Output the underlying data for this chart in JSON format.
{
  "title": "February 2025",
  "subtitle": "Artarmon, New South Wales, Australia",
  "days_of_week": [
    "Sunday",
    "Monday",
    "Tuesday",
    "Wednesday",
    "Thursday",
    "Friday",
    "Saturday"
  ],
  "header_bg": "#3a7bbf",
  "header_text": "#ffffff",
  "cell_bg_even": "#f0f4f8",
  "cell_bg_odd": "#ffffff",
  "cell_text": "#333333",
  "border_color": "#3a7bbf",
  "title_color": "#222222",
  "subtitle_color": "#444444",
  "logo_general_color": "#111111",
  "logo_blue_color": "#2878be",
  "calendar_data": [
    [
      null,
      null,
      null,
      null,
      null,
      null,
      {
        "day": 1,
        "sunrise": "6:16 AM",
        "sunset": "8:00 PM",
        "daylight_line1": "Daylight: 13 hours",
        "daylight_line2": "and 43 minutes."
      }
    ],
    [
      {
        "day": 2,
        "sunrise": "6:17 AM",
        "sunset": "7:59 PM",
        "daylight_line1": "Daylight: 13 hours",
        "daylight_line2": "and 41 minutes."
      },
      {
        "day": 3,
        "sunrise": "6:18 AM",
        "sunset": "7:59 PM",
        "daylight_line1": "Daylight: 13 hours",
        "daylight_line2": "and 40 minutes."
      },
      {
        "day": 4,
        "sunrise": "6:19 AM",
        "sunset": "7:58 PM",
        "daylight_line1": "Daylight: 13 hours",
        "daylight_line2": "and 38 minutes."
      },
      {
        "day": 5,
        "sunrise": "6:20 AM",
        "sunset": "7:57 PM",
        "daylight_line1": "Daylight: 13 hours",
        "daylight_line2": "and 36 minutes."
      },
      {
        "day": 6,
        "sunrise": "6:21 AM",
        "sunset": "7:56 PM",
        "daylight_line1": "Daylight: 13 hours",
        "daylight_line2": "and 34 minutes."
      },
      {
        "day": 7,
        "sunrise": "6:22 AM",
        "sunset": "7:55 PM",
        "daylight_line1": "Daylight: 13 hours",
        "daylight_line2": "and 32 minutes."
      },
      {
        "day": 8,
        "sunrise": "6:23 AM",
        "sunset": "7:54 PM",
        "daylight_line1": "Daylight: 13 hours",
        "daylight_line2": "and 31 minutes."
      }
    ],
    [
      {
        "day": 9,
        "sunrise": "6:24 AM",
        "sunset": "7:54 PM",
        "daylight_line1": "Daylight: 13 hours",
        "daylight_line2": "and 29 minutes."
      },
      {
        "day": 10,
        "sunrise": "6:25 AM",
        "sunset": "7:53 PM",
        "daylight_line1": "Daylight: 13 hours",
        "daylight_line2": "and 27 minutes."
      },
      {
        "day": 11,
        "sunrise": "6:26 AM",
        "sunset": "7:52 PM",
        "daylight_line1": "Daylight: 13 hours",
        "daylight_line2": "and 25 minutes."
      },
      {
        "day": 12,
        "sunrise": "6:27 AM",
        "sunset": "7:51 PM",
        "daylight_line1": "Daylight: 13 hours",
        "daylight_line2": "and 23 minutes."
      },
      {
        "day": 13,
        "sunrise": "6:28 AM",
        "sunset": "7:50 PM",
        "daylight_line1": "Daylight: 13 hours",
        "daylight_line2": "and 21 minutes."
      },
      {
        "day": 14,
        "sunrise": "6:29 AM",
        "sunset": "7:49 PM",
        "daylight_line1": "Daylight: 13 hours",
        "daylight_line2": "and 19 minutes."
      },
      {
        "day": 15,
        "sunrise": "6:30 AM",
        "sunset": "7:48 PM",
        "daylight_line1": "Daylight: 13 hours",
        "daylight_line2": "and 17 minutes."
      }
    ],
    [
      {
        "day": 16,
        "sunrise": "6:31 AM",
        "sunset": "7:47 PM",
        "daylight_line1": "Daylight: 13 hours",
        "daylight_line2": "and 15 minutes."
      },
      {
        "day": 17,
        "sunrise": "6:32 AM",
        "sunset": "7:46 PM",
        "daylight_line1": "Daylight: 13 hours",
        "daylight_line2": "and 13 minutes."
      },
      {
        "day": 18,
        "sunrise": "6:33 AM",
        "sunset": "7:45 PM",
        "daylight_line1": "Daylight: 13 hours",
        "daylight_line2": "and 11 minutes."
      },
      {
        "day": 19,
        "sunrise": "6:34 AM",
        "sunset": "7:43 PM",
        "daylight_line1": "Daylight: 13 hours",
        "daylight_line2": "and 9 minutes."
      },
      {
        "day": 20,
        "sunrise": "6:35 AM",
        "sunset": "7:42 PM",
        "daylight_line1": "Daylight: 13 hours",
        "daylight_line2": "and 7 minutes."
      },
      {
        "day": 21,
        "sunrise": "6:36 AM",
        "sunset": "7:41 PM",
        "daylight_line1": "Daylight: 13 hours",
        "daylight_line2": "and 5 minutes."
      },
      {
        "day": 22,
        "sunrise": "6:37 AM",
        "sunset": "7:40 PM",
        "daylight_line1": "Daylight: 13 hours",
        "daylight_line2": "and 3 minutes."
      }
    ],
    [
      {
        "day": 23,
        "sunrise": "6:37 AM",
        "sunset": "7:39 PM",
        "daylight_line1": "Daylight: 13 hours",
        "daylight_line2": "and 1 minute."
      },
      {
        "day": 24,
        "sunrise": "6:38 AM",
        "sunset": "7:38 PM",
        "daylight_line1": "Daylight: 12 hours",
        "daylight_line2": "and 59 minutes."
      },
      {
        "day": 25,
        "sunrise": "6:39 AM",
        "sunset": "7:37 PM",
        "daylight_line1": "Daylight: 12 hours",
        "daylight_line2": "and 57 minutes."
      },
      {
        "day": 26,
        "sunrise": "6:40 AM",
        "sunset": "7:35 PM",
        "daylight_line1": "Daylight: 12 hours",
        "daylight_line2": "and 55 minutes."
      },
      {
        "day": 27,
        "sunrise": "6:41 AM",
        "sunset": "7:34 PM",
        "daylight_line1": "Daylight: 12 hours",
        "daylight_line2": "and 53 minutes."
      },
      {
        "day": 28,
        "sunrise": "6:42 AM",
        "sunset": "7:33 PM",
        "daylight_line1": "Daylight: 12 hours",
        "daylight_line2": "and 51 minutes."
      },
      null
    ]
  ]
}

▸ Task details: Read the entries above, then pull out the lines that include "ffffff".

▸ Output for this task:
  "header_text": "#ffffff",
  "cell_bg_odd": "#ffffff",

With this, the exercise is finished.